▶ Description of the task: In the listing below, please print the line that contains "Enumerate this screenshot's" and every line that follows it, exactly.
== Provided data
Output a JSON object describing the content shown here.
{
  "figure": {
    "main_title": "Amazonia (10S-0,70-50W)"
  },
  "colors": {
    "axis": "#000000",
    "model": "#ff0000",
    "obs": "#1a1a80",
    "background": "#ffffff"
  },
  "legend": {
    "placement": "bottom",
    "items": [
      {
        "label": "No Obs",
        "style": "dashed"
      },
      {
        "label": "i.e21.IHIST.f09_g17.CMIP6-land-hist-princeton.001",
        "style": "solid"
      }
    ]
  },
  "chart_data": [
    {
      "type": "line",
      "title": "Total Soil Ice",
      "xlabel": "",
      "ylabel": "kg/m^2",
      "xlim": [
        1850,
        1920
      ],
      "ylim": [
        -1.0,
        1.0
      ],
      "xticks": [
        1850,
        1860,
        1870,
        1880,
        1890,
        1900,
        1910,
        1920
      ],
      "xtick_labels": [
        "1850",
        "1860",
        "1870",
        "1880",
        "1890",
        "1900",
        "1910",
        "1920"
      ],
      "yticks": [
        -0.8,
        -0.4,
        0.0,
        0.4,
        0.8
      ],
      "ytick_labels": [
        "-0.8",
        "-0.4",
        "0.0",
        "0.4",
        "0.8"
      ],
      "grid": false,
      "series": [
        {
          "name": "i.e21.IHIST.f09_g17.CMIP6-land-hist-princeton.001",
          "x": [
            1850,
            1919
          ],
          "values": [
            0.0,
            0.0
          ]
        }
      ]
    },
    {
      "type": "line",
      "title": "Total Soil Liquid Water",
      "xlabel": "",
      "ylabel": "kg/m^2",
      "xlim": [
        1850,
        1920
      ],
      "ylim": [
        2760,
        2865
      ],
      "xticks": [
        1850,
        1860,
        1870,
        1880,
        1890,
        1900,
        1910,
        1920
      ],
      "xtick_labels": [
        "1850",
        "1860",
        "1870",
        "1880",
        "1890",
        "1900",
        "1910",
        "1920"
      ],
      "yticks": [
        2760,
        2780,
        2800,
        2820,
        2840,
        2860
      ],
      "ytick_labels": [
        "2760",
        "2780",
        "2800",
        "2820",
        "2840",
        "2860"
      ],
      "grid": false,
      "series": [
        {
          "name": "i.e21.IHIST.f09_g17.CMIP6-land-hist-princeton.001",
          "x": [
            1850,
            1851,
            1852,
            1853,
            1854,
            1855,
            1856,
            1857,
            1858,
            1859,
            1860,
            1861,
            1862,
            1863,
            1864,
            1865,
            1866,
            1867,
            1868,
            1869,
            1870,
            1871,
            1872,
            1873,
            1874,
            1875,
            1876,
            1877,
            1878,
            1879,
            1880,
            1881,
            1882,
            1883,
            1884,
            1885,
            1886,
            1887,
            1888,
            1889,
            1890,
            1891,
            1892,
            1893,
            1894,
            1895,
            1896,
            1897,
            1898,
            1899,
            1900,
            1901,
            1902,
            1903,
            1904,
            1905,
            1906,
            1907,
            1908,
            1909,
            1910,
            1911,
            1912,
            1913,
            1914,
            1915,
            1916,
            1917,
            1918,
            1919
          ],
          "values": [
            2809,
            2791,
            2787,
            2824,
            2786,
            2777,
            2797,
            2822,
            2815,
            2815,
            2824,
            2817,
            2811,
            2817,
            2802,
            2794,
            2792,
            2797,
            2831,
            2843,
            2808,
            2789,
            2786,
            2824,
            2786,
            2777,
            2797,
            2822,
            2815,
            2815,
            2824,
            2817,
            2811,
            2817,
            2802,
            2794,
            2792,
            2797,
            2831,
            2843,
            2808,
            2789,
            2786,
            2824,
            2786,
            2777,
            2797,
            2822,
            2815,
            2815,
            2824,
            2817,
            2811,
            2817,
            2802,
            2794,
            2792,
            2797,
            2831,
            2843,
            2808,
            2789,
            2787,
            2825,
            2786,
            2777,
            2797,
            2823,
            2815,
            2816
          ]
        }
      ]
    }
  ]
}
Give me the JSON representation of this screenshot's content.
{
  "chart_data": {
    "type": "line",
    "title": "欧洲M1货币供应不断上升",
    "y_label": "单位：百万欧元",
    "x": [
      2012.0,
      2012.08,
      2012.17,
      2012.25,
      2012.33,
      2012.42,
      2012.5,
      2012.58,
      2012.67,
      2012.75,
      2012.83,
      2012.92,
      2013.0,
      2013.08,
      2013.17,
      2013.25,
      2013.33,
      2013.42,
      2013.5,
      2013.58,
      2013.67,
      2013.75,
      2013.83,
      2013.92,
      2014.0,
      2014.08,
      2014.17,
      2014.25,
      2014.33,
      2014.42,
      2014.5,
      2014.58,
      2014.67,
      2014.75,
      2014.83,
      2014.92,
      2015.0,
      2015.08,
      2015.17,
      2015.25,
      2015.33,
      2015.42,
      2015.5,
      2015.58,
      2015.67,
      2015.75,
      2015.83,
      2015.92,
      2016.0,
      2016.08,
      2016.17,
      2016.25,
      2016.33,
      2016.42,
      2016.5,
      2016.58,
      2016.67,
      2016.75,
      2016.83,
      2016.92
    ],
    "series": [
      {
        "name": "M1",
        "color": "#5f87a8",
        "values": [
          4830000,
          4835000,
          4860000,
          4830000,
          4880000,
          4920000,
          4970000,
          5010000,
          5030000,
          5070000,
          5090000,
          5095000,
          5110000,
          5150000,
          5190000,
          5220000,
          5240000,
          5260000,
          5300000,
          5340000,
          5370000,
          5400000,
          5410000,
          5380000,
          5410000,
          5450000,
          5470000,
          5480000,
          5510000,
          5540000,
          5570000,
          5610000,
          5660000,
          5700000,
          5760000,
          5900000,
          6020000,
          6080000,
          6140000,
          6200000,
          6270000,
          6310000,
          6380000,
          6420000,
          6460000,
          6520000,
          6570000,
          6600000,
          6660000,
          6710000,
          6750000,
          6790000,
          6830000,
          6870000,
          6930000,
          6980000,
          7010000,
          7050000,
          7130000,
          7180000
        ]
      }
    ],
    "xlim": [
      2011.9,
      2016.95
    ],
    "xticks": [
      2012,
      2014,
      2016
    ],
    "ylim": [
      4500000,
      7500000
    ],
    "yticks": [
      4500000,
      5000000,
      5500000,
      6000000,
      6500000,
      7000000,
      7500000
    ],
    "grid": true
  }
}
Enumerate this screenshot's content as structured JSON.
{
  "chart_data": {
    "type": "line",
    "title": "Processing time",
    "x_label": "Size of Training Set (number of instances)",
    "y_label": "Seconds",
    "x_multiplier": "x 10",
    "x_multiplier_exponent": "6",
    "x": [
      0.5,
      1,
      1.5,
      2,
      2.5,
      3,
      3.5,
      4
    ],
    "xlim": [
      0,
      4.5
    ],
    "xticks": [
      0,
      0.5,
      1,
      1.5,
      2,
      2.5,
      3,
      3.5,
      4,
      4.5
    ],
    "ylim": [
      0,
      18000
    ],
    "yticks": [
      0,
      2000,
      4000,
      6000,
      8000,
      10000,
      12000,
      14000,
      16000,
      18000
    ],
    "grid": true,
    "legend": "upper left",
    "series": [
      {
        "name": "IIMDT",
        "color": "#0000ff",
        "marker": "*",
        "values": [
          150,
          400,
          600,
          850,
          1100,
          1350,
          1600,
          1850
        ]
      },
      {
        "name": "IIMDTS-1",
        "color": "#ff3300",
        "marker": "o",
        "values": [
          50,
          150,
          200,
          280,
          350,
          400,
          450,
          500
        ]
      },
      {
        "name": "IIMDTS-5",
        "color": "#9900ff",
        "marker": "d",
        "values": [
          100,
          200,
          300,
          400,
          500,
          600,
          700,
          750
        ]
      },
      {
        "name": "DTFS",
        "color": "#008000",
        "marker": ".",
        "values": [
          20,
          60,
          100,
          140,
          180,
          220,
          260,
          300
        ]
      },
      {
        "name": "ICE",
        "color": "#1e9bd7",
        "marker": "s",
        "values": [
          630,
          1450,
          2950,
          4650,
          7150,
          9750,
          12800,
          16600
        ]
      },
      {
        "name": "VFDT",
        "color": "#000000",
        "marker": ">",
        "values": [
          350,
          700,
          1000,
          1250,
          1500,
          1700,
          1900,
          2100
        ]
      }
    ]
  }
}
====
▶ In response:
Enumerate this screenshot's content as structured JSON.
{
  "chart_data": {
    "type": "line",
    "title": "Processing time",
    "x_label": "Size of Training Set (number of instances)",
    "y_label": "Seconds",
    "x_multiplier": "x 10",
    "x_multiplier_exponent": "6",
    "x": [
      0.5,
      1,
      1.5,
      2,
      2.5,
      3,
      3.5,
      4
    ],
    "xlim": [
      0,
      4.5
    ],
    "xticks": [
      0,
      0.5,
      1,
      1.5,
      2,
      2.5,
      3,
      3.5,
      4,
      4.5
    ],
    "ylim": [
      0,
      18000
    ],
    "yticks": [
      0,
      2000,
      4000,
      6000,
      8000,
      10000,
      12000,
      14000,
      16000,
      18000
    ],
    "grid": true,
    "legend": "upper left",
    "series": [
      {
        "name": "IIMDT",
        "color": "#0000ff",
        "marker": "*",
        "values": [
          150,
          400,
          600,
          850,
          1100,
          1350,
          1600,
          1850
        ]
      },
      {
        "name": "IIMDTS-1",
        "color": "#ff3300",
        "marker": "o",
        "values": [
          50,
          150,
          200,
          280,
          350,
          400,
          450,
          500
        ]
      },
      {
        "name": "IIMDTS-5",
        "color": "#9900ff",
        "marker": "d",
        "values": [
          100,
          200,
          300,
          400,
          500,
          600,
          700,
          750
        ]
      },
      {
        "name": "DTFS",
        "color": "#008000",
        "marker": ".",
        "values": [
          20,
          60,
          100,
          140,
          180,
          220,
          260,
          300
        ]
      },
      {
        "name": "ICE",
        "color": "#1e9bd7",
        "marker": "s",
        "values": [
          630,
          1450,
          2950,
          4650,
          7150,
          9750,
          12800,
          16600
        ]
      },
      {
        "name": "VFDT",
        "color": "#000000",
        "marker": ">",
        "values": [
          350,
          700,
          1000,
          1250,
          1500,
          1700,
          1900,
          2100
        ]
      }
    ]
  }
}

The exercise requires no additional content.